(Entries with figure data)
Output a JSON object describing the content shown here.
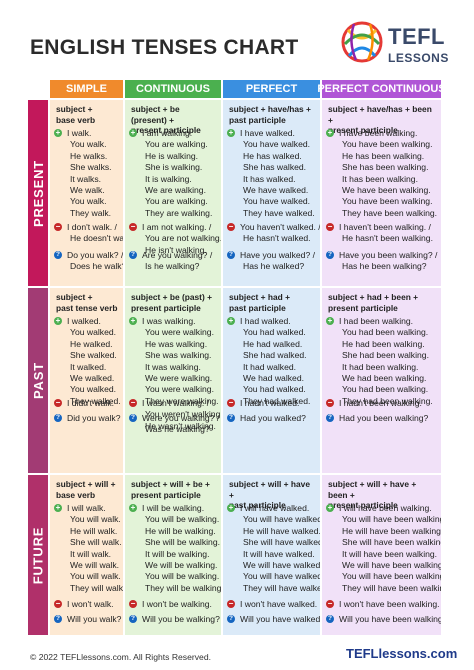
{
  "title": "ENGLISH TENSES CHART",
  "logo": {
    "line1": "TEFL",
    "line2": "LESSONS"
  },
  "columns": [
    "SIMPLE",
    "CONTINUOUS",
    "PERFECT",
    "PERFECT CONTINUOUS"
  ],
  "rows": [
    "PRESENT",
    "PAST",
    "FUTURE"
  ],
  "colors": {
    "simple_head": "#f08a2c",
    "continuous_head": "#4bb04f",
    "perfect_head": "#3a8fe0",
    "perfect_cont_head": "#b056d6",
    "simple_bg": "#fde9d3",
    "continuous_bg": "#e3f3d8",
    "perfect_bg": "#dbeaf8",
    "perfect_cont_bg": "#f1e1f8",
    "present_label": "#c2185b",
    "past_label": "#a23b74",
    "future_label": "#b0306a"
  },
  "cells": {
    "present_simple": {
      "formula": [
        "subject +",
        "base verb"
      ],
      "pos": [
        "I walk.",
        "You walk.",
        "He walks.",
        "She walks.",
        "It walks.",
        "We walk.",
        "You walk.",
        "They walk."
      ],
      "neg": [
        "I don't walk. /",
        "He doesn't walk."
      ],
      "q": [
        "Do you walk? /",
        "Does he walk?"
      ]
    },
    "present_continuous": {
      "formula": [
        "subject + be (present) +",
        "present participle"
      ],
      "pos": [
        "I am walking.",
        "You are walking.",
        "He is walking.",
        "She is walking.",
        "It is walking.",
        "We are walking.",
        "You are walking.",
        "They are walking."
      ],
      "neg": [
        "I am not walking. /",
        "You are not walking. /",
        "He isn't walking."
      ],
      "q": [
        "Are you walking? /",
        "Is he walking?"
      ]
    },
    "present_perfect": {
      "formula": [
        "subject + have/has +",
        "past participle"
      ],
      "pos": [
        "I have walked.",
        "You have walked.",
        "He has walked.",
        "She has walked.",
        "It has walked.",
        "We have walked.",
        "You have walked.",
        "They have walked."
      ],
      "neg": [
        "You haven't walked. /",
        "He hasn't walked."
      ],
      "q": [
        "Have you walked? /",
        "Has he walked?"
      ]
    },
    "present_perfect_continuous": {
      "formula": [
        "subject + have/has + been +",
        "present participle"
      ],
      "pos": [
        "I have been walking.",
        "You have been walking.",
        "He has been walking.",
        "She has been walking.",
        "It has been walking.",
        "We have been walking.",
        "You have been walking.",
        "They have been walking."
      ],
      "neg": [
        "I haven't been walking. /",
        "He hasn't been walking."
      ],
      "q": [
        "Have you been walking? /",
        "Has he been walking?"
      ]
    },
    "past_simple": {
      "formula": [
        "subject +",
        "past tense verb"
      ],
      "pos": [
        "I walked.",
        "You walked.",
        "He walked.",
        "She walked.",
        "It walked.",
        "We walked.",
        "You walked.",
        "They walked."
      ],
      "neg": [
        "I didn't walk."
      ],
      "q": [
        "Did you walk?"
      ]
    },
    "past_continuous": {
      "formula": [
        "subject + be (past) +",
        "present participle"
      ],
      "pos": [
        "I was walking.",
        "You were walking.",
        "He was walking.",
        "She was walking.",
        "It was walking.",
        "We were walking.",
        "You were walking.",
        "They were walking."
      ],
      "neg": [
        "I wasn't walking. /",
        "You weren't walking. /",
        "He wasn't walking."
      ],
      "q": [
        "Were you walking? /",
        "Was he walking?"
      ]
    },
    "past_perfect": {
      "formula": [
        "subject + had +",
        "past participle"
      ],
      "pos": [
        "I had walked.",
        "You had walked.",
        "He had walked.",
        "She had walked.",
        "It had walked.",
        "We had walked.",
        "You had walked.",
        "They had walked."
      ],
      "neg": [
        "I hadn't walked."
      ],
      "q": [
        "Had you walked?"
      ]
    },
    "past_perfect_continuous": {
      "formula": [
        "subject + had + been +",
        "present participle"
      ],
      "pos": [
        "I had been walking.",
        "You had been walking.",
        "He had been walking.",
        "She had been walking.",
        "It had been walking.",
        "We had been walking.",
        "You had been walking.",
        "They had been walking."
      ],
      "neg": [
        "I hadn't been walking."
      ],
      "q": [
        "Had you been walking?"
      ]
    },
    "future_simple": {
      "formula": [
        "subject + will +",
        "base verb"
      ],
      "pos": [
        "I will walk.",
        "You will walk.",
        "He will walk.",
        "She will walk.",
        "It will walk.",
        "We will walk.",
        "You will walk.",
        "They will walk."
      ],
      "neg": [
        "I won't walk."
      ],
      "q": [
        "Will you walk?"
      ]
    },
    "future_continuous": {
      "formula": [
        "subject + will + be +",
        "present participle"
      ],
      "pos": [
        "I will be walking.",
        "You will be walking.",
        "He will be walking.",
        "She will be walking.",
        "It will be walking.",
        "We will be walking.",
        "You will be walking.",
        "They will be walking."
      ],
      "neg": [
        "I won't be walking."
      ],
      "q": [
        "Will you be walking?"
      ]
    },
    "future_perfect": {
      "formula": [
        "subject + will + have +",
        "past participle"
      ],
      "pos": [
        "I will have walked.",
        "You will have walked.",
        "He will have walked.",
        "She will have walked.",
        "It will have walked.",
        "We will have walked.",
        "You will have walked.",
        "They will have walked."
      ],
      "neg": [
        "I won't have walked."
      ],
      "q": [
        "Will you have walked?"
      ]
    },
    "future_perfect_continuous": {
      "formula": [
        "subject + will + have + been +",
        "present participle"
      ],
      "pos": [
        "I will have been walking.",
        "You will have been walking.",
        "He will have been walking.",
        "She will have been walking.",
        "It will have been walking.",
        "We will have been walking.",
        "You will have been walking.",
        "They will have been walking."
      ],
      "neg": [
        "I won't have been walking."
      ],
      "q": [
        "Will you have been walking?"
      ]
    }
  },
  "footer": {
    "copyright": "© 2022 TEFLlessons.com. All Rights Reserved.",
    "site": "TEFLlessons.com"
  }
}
--
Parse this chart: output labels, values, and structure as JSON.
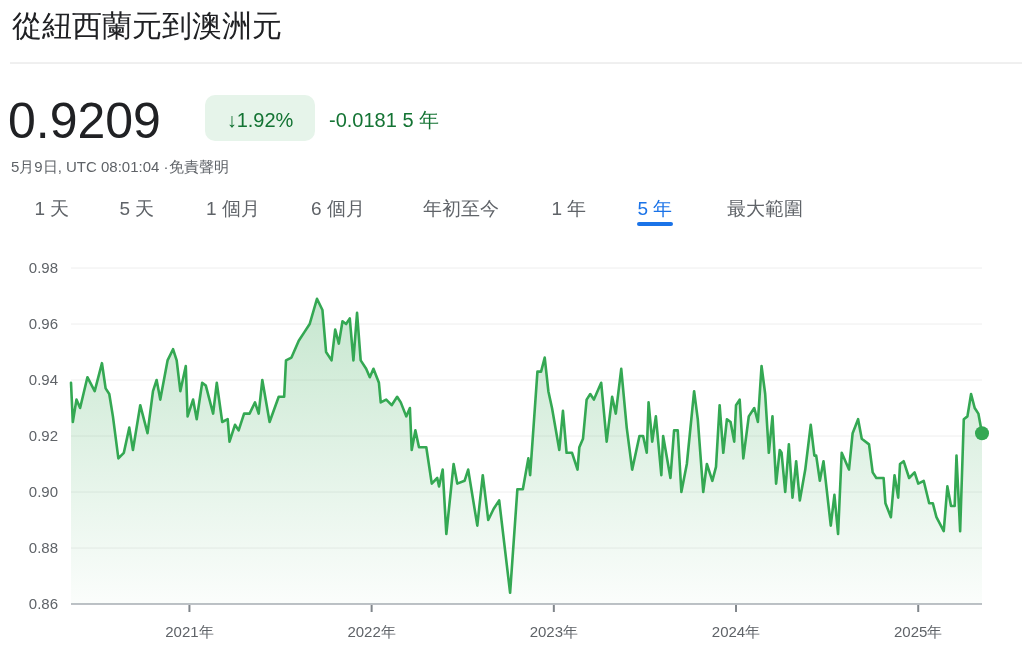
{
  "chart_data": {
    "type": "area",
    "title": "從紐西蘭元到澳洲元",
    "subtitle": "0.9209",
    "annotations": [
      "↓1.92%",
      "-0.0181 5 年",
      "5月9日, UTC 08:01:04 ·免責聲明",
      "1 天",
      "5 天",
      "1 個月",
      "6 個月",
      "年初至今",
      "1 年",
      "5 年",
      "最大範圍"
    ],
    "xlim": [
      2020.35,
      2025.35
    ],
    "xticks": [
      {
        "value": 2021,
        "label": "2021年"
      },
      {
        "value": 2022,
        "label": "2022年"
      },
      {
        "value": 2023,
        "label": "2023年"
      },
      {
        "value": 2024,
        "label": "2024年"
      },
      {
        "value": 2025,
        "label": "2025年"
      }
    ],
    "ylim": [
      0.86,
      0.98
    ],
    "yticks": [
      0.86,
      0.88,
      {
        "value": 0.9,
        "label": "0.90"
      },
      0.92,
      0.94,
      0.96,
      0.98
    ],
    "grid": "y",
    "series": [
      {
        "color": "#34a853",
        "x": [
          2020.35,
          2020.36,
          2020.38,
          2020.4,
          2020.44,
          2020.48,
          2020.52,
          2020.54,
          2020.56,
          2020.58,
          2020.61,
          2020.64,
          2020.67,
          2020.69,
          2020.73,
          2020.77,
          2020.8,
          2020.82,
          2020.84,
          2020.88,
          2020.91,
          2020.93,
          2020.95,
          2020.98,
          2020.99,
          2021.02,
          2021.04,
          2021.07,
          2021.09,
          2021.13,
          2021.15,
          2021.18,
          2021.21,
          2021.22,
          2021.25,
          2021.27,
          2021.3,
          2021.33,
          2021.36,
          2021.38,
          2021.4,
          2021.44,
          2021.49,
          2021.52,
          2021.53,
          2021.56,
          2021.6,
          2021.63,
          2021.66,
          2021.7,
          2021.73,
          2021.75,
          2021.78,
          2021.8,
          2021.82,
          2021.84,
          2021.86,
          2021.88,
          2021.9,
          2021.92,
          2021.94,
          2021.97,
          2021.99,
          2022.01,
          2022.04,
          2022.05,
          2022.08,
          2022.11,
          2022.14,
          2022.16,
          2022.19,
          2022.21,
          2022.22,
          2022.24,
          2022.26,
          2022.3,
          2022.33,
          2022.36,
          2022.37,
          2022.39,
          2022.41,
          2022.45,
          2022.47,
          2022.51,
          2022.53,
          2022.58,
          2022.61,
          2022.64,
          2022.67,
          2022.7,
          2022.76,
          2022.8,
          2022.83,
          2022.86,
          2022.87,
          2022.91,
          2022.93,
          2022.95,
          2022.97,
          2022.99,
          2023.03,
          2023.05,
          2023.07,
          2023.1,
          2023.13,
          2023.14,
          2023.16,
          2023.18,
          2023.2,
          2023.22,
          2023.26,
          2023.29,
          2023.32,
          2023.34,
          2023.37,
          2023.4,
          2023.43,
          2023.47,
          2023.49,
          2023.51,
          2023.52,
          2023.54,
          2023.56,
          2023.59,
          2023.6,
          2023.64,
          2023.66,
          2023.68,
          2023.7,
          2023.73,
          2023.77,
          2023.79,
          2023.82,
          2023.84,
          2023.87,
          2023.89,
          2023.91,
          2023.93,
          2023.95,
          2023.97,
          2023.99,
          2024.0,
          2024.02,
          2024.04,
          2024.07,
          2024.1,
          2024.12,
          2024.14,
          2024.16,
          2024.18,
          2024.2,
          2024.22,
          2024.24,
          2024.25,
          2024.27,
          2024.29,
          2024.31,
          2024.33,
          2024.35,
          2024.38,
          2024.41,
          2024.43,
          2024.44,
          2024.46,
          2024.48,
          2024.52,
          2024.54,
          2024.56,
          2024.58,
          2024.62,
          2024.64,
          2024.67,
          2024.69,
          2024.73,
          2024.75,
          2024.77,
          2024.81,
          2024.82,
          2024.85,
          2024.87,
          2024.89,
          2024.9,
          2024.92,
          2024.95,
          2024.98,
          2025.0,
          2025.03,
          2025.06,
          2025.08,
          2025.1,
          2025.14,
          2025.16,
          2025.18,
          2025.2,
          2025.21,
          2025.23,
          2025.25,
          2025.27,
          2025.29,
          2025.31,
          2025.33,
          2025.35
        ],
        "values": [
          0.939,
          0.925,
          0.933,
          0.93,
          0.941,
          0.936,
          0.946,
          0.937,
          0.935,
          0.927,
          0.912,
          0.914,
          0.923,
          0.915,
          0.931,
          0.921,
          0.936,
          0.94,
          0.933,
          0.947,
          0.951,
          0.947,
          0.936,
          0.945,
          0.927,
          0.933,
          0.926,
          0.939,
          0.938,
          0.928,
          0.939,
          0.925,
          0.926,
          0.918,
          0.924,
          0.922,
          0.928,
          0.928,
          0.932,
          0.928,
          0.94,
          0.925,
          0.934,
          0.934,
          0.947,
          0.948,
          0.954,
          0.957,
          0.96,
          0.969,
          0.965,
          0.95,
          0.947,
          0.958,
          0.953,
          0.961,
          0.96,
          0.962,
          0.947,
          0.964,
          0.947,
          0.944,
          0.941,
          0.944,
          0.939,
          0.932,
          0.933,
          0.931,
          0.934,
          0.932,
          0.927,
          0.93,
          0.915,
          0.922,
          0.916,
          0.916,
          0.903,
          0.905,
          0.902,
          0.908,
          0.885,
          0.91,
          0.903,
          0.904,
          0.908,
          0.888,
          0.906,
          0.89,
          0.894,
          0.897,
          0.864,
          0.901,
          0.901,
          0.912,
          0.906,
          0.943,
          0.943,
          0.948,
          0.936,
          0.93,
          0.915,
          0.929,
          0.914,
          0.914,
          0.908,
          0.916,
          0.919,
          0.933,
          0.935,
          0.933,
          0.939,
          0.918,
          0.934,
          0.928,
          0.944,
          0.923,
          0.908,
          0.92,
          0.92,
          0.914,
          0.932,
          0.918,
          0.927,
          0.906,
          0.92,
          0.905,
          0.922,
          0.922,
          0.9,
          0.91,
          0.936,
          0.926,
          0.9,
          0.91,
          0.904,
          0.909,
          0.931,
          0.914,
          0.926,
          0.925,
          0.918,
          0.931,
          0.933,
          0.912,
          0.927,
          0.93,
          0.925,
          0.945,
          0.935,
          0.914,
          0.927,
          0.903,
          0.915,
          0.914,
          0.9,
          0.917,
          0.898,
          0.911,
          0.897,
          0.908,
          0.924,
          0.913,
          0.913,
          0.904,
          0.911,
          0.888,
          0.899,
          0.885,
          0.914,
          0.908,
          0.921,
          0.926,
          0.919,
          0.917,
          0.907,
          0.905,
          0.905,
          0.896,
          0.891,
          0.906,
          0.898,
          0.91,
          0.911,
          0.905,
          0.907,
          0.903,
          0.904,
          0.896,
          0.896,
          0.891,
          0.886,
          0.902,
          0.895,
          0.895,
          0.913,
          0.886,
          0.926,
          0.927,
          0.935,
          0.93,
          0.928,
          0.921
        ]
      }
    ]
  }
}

## SHORT EXERCISE
Only the number is wanted: how many lines of the data contain the word "They"?

## EXERCISE RESPONSE
12